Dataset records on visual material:
"""

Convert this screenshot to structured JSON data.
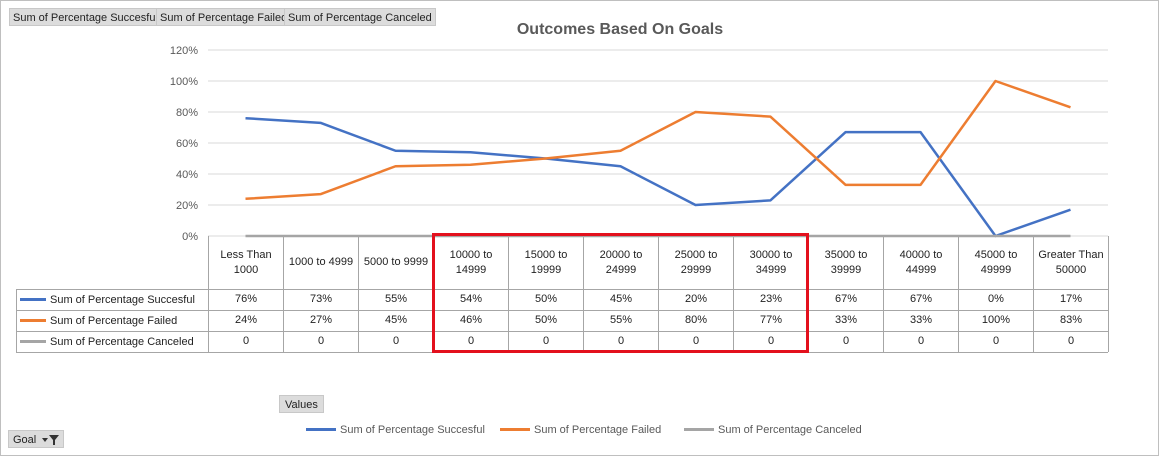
{
  "field_buttons": {
    "successful": "Sum of Percentage Succesful",
    "failed": "Sum of Percentage Failed",
    "canceled": "Sum of Percentage Canceled",
    "values": "Values",
    "goal": "Goal"
  },
  "colors": {
    "successful": "#4472c4",
    "failed": "#ed7d31",
    "canceled": "#a5a5a5",
    "highlight": "#e3101d",
    "grid": "#d9d9d9"
  },
  "chart_data": {
    "type": "line",
    "title": "Outcomes Based On Goals",
    "categories": [
      "Less Than 1000",
      "1000 to 4999",
      "5000 to 9999",
      "10000 to 14999",
      "15000 to 19999",
      "20000 to 24999",
      "25000 to 29999",
      "30000 to 34999",
      "35000 to 39999",
      "40000 to 44999",
      "45000 to 49999",
      "Greater Than 50000"
    ],
    "y_ticks": [
      "0%",
      "20%",
      "40%",
      "60%",
      "80%",
      "100%",
      "120%"
    ],
    "ylim": [
      0,
      1.2
    ],
    "grid": true,
    "legend_position": "bottom",
    "series": [
      {
        "name": "Sum of Percentage Succesful",
        "values": [
          0.76,
          0.73,
          0.55,
          0.54,
          0.5,
          0.45,
          0.2,
          0.23,
          0.67,
          0.67,
          0.0,
          0.17
        ],
        "labels": [
          "76%",
          "73%",
          "55%",
          "54%",
          "50%",
          "45%",
          "20%",
          "23%",
          "67%",
          "67%",
          "0%",
          "17%"
        ]
      },
      {
        "name": "Sum of Percentage Failed",
        "values": [
          0.24,
          0.27,
          0.45,
          0.46,
          0.5,
          0.55,
          0.8,
          0.77,
          0.33,
          0.33,
          1.0,
          0.83
        ],
        "labels": [
          "24%",
          "27%",
          "45%",
          "46%",
          "50%",
          "55%",
          "80%",
          "77%",
          "33%",
          "33%",
          "100%",
          "83%"
        ]
      },
      {
        "name": "Sum of Percentage Canceled",
        "values": [
          0,
          0,
          0,
          0,
          0,
          0,
          0,
          0,
          0,
          0,
          0,
          0
        ],
        "labels": [
          "0",
          "0",
          "0",
          "0",
          "0",
          "0",
          "0",
          "0",
          "0",
          "0",
          "0",
          "0"
        ]
      }
    ],
    "highlighted_categories": [
      "10000 to 14999",
      "15000 to 19999",
      "20000 to 24999",
      "25000 to 29999",
      "30000 to 34999"
    ]
  }
}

"""

§ Stated goal
Copy the listing over exactly, skipping the pictures it holds.

§ Written solution
Convert this screenshot to structured JSON data.
{
  "field_buttons": {
    "successful": "Sum of Percentage Succesful",
    "failed": "Sum of Percentage Failed",
    "canceled": "Sum of Percentage Canceled",
    "values": "Values",
    "goal": "Goal"
  },
  "colors": {
    "successful": "#4472c4",
    "failed": "#ed7d31",
    "canceled": "#a5a5a5",
    "highlight": "#e3101d",
    "grid": "#d9d9d9"
  },
  "chart_data": {
    "type": "line",
    "title": "Outcomes Based On Goals",
    "categories": [
      "Less Than 1000",
      "1000 to 4999",
      "5000 to 9999",
      "10000 to 14999",
      "15000 to 19999",
      "20000 to 24999",
      "25000 to 29999",
      "30000 to 34999",
      "35000 to 39999",
      "40000 to 44999",
      "45000 to 49999",
      "Greater Than 50000"
    ],
    "y_ticks": [
      "0%",
      "20%",
      "40%",
      "60%",
      "80%",
      "100%",
      "120%"
    ],
    "ylim": [
      0,
      1.2
    ],
    "grid": true,
    "legend_position": "bottom",
    "series": [
      {
        "name": "Sum of Percentage Succesful",
        "values": [
          0.76,
          0.73,
          0.55,
          0.54,
          0.5,
          0.45,
          0.2,
          0.23,
          0.67,
          0.67,
          0.0,
          0.17
        ],
        "labels": [
          "76%",
          "73%",
          "55%",
          "54%",
          "50%",
          "45%",
          "20%",
          "23%",
          "67%",
          "67%",
          "0%",
          "17%"
        ]
      },
      {
        "name": "Sum of Percentage Failed",
        "values": [
          0.24,
          0.27,
          0.45,
          0.46,
          0.5,
          0.55,
          0.8,
          0.77,
          0.33,
          0.33,
          1.0,
          0.83
        ],
        "labels": [
          "24%",
          "27%",
          "45%",
          "46%",
          "50%",
          "55%",
          "80%",
          "77%",
          "33%",
          "33%",
          "100%",
          "83%"
        ]
      },
      {
        "name": "Sum of Percentage Canceled",
        "values": [
          0,
          0,
          0,
          0,
          0,
          0,
          0,
          0,
          0,
          0,
          0,
          0
        ],
        "labels": [
          "0",
          "0",
          "0",
          "0",
          "0",
          "0",
          "0",
          "0",
          "0",
          "0",
          "0",
          "0"
        ]
      }
    ],
    "highlighted_categories": [
      "10000 to 14999",
      "15000 to 19999",
      "20000 to 24999",
      "25000 to 29999",
      "30000 to 34999"
    ]
  }
}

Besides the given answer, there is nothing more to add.